INSTRUCTIONS TO FOLLOW —
Where a line contains the word "Наталья", copy that line in full.

Collected data entries
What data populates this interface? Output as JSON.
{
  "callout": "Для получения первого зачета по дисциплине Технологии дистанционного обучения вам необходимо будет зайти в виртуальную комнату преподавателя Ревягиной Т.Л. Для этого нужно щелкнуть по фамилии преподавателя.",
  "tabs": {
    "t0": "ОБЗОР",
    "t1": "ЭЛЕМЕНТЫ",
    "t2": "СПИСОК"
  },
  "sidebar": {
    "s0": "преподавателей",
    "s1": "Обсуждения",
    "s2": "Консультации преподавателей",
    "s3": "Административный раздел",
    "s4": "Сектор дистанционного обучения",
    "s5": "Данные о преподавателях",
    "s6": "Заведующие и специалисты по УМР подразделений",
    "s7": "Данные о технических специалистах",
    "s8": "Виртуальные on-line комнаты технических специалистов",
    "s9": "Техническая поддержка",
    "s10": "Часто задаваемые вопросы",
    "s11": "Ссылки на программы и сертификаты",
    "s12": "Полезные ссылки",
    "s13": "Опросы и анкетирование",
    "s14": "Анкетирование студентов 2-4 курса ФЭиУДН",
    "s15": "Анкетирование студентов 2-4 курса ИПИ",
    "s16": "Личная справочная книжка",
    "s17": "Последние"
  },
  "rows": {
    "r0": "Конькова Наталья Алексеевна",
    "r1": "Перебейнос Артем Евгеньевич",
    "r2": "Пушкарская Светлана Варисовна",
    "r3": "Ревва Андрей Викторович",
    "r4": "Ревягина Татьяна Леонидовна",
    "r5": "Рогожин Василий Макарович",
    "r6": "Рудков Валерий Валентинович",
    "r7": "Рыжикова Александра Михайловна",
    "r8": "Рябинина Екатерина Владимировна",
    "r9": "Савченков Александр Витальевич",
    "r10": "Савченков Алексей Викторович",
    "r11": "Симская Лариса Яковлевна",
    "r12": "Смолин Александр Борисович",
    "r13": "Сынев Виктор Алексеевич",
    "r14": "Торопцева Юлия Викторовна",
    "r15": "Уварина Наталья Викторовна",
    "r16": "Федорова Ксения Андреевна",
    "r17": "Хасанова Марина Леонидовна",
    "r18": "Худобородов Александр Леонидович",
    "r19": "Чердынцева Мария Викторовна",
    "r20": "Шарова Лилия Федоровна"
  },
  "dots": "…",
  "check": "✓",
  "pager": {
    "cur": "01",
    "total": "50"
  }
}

RESULT OF THE TASK —
    "r0": "Конькова Наталья Алексеевна",
    "r15": "Уварина Наталья Викторовна",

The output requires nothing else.